## The task
Output the material word for word. Leave each picture out.

Items from a data source
^^^^^^^^
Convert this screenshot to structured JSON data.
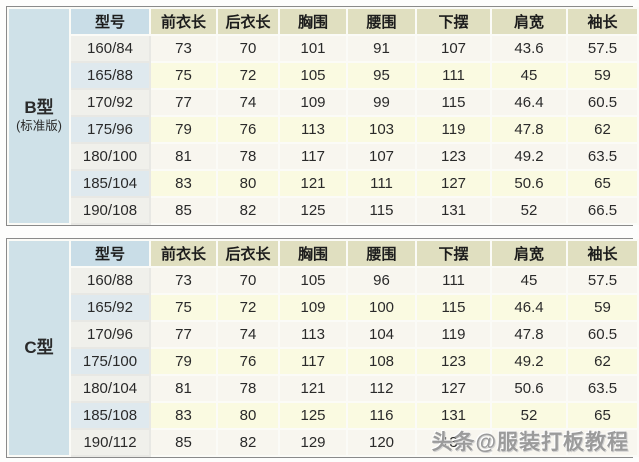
{
  "columns": [
    "型号",
    "前衣长",
    "后衣长",
    "胸围",
    "腰围",
    "下摆",
    "肩宽",
    "袖长"
  ],
  "tables": [
    {
      "id": "B",
      "label_line1": "B型",
      "label_line2": "(标准版)",
      "rows": [
        [
          "160/84",
          "73",
          "70",
          "101",
          "91",
          "107",
          "43.6",
          "57.5"
        ],
        [
          "165/88",
          "75",
          "72",
          "105",
          "95",
          "111",
          "45",
          "59"
        ],
        [
          "170/92",
          "77",
          "74",
          "109",
          "99",
          "115",
          "46.4",
          "60.5"
        ],
        [
          "175/96",
          "79",
          "76",
          "113",
          "103",
          "119",
          "47.8",
          "62"
        ],
        [
          "180/100",
          "81",
          "78",
          "117",
          "107",
          "123",
          "49.2",
          "63.5"
        ],
        [
          "185/104",
          "83",
          "80",
          "121",
          "111",
          "127",
          "50.6",
          "65"
        ],
        [
          "190/108",
          "85",
          "82",
          "125",
          "115",
          "131",
          "52",
          "66.5"
        ]
      ]
    },
    {
      "id": "C",
      "label_line1": "C型",
      "label_line2": "",
      "rows": [
        [
          "160/88",
          "73",
          "70",
          "105",
          "96",
          "111",
          "45",
          "57.5"
        ],
        [
          "165/92",
          "75",
          "72",
          "109",
          "100",
          "115",
          "46.4",
          "59"
        ],
        [
          "170/96",
          "77",
          "74",
          "113",
          "104",
          "119",
          "47.8",
          "60.5"
        ],
        [
          "175/100",
          "79",
          "76",
          "117",
          "108",
          "123",
          "49.2",
          "62"
        ],
        [
          "180/104",
          "81",
          "78",
          "121",
          "112",
          "127",
          "50.6",
          "63.5"
        ],
        [
          "185/108",
          "83",
          "80",
          "125",
          "116",
          "131",
          "52",
          "65"
        ],
        [
          "190/112",
          "85",
          "82",
          "129",
          "120",
          "135",
          "",
          ""
        ]
      ]
    }
  ],
  "watermark": "头条@服装打板教程",
  "colors": {
    "label_blue": "#cfe1e8",
    "model_header_blue": "#c9dde7",
    "header_khaki": "#e0dfc0",
    "row_white": "#f8f6ef",
    "row_yellow": "#fafae1",
    "model_col_odd": "#f0f0eb",
    "model_col_even": "#dfe9ee",
    "text": "#2a2a2a",
    "watermark_gray": "#9b9b9b"
  }
}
^^^^^^^^
## Expected answer
Convert this screenshot to structured JSON data.
{
  "columns": [
    "型号",
    "前衣长",
    "后衣长",
    "胸围",
    "腰围",
    "下摆",
    "肩宽",
    "袖长"
  ],
  "tables": [
    {
      "id": "B",
      "label_line1": "B型",
      "label_line2": "(标准版)",
      "rows": [
        [
          "160/84",
          "73",
          "70",
          "101",
          "91",
          "107",
          "43.6",
          "57.5"
        ],
        [
          "165/88",
          "75",
          "72",
          "105",
          "95",
          "111",
          "45",
          "59"
        ],
        [
          "170/92",
          "77",
          "74",
          "109",
          "99",
          "115",
          "46.4",
          "60.5"
        ],
        [
          "175/96",
          "79",
          "76",
          "113",
          "103",
          "119",
          "47.8",
          "62"
        ],
        [
          "180/100",
          "81",
          "78",
          "117",
          "107",
          "123",
          "49.2",
          "63.5"
        ],
        [
          "185/104",
          "83",
          "80",
          "121",
          "111",
          "127",
          "50.6",
          "65"
        ],
        [
          "190/108",
          "85",
          "82",
          "125",
          "115",
          "131",
          "52",
          "66.5"
        ]
      ]
    },
    {
      "id": "C",
      "label_line1": "C型",
      "label_line2": "",
      "rows": [
        [
          "160/88",
          "73",
          "70",
          "105",
          "96",
          "111",
          "45",
          "57.5"
        ],
        [
          "165/92",
          "75",
          "72",
          "109",
          "100",
          "115",
          "46.4",
          "59"
        ],
        [
          "170/96",
          "77",
          "74",
          "113",
          "104",
          "119",
          "47.8",
          "60.5"
        ],
        [
          "175/100",
          "79",
          "76",
          "117",
          "108",
          "123",
          "49.2",
          "62"
        ],
        [
          "180/104",
          "81",
          "78",
          "121",
          "112",
          "127",
          "50.6",
          "63.5"
        ],
        [
          "185/108",
          "83",
          "80",
          "125",
          "116",
          "131",
          "52",
          "65"
        ],
        [
          "190/112",
          "85",
          "82",
          "129",
          "120",
          "135",
          "",
          ""
        ]
      ]
    }
  ],
  "watermark": "头条@服装打板教程",
  "colors": {
    "label_blue": "#cfe1e8",
    "model_header_blue": "#c9dde7",
    "header_khaki": "#e0dfc0",
    "row_white": "#f8f6ef",
    "row_yellow": "#fafae1",
    "model_col_odd": "#f0f0eb",
    "model_col_even": "#dfe9ee",
    "text": "#2a2a2a",
    "watermark_gray": "#9b9b9b"
  }
}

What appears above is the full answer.